» What is required:
Reproduce each line of the listing exactly.

[Saved data entries]
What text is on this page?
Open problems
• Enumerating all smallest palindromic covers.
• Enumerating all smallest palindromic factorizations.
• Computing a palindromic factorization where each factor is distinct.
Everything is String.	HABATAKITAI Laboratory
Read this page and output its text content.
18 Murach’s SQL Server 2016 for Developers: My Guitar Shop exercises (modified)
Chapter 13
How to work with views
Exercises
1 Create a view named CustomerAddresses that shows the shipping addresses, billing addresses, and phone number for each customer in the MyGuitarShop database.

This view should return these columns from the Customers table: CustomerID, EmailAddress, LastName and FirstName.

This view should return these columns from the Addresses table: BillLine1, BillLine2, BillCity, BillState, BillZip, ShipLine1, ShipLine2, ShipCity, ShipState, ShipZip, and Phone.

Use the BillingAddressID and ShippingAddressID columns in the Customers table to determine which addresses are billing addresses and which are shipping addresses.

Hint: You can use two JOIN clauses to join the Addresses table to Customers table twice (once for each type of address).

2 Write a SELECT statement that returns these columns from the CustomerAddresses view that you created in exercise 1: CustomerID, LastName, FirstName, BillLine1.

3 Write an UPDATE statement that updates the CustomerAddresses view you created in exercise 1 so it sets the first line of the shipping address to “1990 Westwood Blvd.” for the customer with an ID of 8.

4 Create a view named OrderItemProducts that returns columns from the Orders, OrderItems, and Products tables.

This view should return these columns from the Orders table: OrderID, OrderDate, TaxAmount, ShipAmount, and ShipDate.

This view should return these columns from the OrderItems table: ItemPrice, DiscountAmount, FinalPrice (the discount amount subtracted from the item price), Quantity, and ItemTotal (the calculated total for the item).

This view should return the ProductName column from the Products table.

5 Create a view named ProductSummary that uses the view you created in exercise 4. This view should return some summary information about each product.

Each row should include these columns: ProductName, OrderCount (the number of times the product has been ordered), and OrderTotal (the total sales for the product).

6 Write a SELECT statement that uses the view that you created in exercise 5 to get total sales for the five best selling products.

» Task answer:
What text is on this page?
Open problems
• Enumerating all smallest palindromic covers.
• Enumerating all smallest palindromic factorizations.
• Computing a palindromic factorization where each factor is distinct.
Everything is String.	HABATAKITAI Laboratory
Read this page and output its text content.
18 Murach’s SQL Server 2016 for Developers: My Guitar Shop exercises (modified)
Chapter 13
How to work with views
Exercises
1 Create a view named CustomerAddresses that shows the shipping addresses, billing addresses, and phone number for each customer in the MyGuitarShop database.

This view should return these columns from the Customers table: CustomerID, EmailAddress, LastName and FirstName.

This view should return these columns from the Addresses table: BillLine1, BillLine2, BillCity, BillState, BillZip, ShipLine1, ShipLine2, ShipCity, ShipState, ShipZip, and Phone.

Use the BillingAddressID and ShippingAddressID columns in the Customers table to determine which addresses are billing addresses and which are shipping addresses.

Hint: You can use two JOIN clauses to join the Addresses table to Customers table twice (once for each type of address).

2 Write a SELECT statement that returns these columns from the CustomerAddresses view that you created in exercise 1: CustomerID, LastName, FirstName, BillLine1.

3 Write an UPDATE statement that updates the CustomerAddresses view you created in exercise 1 so it sets the first line of the shipping address to “1990 Westwood Blvd.” for the customer with an ID of 8.

4 Create a view named OrderItemProducts that returns columns from the Orders, OrderItems, and Products tables.

This view should return these columns from the Orders table: OrderID, OrderDate, TaxAmount, ShipAmount, and ShipDate.

This view should return these columns from the OrderItems table: ItemPrice, DiscountAmount, FinalPrice (the discount amount subtracted from the item price), Quantity, and ItemTotal (the calculated total for the item).

This view should return the ProductName column from the Products table.

5 Create a view named ProductSummary that uses the view you created in exercise 4. This view should return some summary information about each product.

Each row should include these columns: ProductName, OrderCount (the number of times the product has been ordered), and OrderTotal (the total sales for the product).

6 Write a SELECT statement that uses the view that you created in exercise 5 to get total sales for the five best selling products.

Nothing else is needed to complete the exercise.